## What to do
From the entries below, gather every line containing the string "data".

— Begin Extracted information —

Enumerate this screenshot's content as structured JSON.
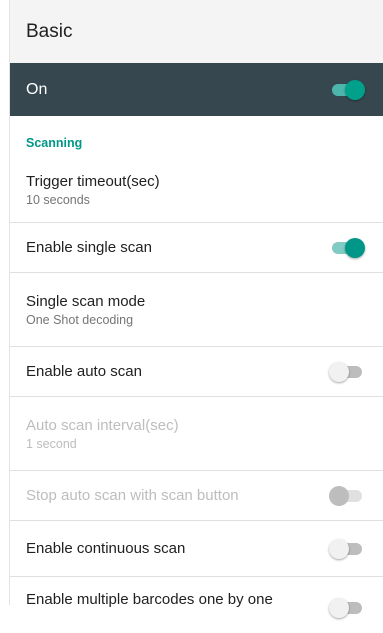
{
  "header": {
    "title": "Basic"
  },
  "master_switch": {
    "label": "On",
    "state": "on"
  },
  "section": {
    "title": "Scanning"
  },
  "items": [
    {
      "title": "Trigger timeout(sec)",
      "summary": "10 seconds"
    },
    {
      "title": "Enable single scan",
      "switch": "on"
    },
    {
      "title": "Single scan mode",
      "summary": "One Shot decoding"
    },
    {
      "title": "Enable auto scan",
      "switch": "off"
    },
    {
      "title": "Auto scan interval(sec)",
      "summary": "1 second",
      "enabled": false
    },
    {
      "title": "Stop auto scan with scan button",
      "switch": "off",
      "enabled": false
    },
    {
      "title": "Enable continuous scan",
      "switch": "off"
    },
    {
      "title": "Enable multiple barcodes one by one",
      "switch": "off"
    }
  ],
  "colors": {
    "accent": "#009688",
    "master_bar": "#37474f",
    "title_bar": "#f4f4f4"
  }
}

— End Extracted information —
— Begin Extracted information —

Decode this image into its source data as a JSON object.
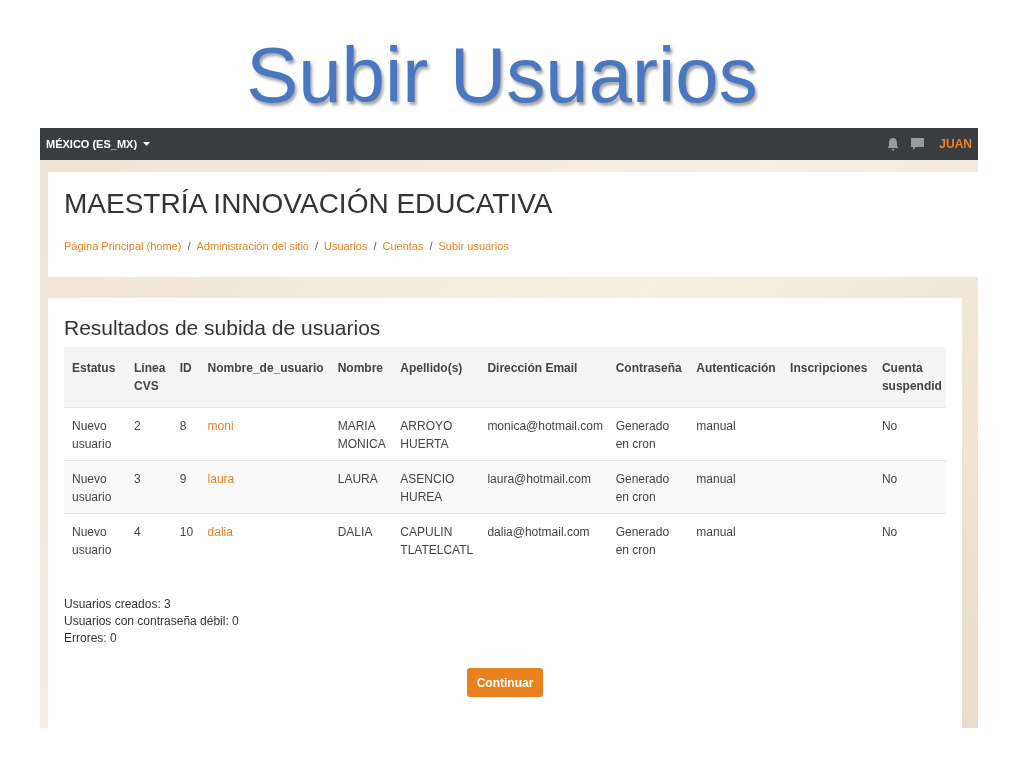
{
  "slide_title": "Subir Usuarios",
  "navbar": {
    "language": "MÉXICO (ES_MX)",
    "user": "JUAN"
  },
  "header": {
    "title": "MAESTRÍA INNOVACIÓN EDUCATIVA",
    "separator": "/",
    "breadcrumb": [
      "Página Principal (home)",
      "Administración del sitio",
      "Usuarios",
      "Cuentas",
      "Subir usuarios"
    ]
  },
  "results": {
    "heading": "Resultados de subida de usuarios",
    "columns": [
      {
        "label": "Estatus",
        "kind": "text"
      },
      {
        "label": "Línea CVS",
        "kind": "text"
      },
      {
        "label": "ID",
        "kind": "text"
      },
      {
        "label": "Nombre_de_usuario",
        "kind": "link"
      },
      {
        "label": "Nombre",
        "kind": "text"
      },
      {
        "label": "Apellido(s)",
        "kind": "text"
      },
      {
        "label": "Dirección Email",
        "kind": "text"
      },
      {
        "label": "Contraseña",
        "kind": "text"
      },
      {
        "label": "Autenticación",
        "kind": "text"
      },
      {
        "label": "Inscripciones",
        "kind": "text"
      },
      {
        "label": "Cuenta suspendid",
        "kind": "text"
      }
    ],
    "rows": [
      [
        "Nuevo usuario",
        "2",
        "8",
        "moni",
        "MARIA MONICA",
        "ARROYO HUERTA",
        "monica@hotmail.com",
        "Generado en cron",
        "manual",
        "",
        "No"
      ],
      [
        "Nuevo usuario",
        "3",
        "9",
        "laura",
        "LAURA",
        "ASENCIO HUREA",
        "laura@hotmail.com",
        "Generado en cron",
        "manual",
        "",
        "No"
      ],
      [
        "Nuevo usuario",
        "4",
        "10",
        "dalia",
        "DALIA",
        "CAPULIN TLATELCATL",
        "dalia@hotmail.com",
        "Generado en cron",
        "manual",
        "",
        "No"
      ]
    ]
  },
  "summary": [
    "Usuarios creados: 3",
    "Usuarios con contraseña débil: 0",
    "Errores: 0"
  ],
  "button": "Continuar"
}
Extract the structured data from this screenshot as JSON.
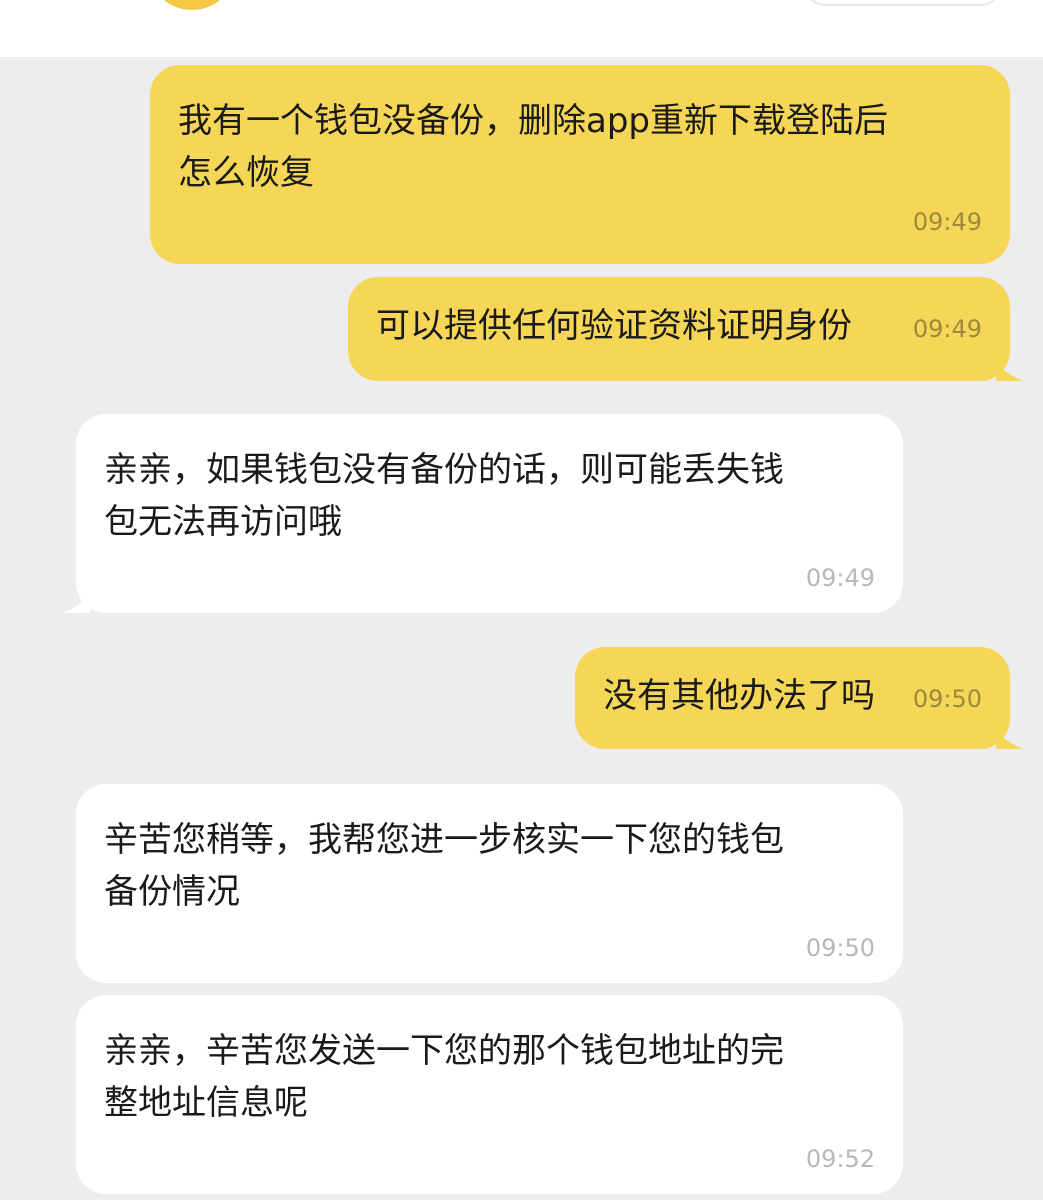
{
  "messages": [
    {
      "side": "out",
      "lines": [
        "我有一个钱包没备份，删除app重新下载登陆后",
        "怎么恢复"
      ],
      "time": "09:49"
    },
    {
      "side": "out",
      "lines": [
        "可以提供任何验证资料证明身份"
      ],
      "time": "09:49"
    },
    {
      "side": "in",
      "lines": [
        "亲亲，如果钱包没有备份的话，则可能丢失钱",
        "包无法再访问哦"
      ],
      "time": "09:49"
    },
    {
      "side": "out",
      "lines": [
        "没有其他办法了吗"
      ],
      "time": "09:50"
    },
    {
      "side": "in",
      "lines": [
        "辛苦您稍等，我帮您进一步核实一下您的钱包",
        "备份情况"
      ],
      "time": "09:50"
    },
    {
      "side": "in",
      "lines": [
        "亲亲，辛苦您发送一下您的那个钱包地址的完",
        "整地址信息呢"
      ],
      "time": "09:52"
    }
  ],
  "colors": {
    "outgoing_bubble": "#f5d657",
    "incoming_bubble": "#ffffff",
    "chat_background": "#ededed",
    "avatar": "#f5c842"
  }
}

— End Extracted information —

## Solution to the exercise
Decode this image into its source data as a JSON object.
Extract the structured data from this screenshot as JSON.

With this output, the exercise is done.